**TEXT:**
········
Buddhism and Islam on the Silk Road
- Author: Johan Elverskog
- Language: English
- Series: Encounters with Asia
- Subject: Buddhist–Muslim relations, Silk Road, Inner Asia
- Genre: History of religion
- Publisher: University of Pennsylvania Press
- Publication date: 2010
- Publication place: United States
- Pages: 340 (hardcover); 352 (paperback)
- Awards: Award for Excellence in the Historical Study of Religion, American Academy of Religion (2011)
- ISBN: 978-0-8122-4237-9 (hardcover)
- OCLC: 2009044830

= Buddhism and Islam on the Silk Road =

2010 book by Johan Elverskog

Buddhism and Islam on the Silk Road is a 2010 book by Johan Elverskog, published by the University of Pennsylvania Press as part of the Encounters with Asia series. Elverskog investigates the history of Buddhist–Muslim relations across Inner Asia, from Afghanistan to Mongolia, over a period spanning from the eighth century through the nineteenth century. The book challenges the widespread narrative that the relationship between Buddhism and Islam was defined by violent confrontation, arguing instead that the two traditions engaged in prolonged economic, intellectual, artistic, and political exchange alongside periods of conflict. The book received the 2011 Award for Excellence in the Historical Study of Religion from the American Academy of Religion.
········
(Rows from a dataset)
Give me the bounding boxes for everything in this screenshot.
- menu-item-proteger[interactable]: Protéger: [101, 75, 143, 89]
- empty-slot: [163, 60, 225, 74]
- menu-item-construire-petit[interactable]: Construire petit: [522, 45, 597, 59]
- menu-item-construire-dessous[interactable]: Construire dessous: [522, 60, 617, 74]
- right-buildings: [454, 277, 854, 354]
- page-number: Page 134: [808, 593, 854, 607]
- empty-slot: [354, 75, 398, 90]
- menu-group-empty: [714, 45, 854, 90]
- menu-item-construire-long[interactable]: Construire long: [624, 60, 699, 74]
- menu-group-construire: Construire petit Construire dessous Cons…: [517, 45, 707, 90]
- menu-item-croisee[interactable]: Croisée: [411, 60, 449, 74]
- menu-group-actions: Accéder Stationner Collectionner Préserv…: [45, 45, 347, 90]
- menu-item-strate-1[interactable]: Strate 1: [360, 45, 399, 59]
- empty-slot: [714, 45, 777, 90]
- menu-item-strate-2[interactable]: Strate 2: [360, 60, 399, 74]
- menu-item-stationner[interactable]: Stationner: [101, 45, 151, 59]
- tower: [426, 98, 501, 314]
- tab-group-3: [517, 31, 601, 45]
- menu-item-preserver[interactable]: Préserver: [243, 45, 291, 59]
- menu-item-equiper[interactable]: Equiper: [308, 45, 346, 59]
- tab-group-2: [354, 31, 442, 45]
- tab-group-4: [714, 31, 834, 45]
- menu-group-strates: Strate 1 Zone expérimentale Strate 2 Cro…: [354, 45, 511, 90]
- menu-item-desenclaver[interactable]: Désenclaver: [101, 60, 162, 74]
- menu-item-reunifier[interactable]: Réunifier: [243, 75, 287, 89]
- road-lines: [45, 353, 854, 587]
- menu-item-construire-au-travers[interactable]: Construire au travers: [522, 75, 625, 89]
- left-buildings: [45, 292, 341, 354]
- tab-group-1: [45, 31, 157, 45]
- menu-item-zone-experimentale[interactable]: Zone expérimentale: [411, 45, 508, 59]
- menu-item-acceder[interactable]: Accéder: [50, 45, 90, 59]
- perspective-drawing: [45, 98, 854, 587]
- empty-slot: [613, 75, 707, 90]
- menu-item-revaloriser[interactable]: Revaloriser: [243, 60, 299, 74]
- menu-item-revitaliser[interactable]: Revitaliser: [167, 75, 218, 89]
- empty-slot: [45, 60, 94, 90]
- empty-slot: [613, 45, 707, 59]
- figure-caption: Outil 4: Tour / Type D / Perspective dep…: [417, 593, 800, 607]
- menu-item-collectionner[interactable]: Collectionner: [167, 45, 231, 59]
········
**EXERCISE A:**
According to the entry on Buddhism and Islam on the Silk Road, what span of centuries does the book examine?
**EXERCISE B:**
Write the next part of the entry on Buddhism and Islam on the Silk Road, picking up after its final sentence.
These rows have no connection to the entry on Buddhism and Islam on the Silk Road.

**EXERCISE RESPONSE A:**
From the eighth century through the nineteenth century.

**EXERCISE RESPONSE B:**
== Summary ==

Elverskog questions the dominant narrative of Buddhist–Muslim interaction: the story of the Muslim destruction of the Buddhist monastery of Nalanda in 1202, an episode that, he argues, has come to encapsulate the entire thirteen-hundred-year history between the two traditions despite being incomplete. Nalanda, Elverskog contends, continued to function well into the thirteenth century, and Buddhism survived in India at least until the seventeenth century, meaning that Buddhists and Muslims lived together on the subcontinent for nearly a thousand years. He shows that the modern popular perception of Buddhism and Islam as opposed traditions—one synonymous with peace and rationality, the other with violence and irrationality—is itself a product of nineteenth-century Western constructions rather than historical reality. The book shifts its geographical focus away from India to Inner Asia, the wide swath of territory stretching from Afghanistan to Mongolia, and extends its temporal scope from the earliest contacts through the nineteenth century. To provide a structure, the chapters are arranged chronologically, with each organized around a distinct thematic concern—economics, intellectual history, art, political conflict, or religious law—that frames the material in terms of broader historiographical questions.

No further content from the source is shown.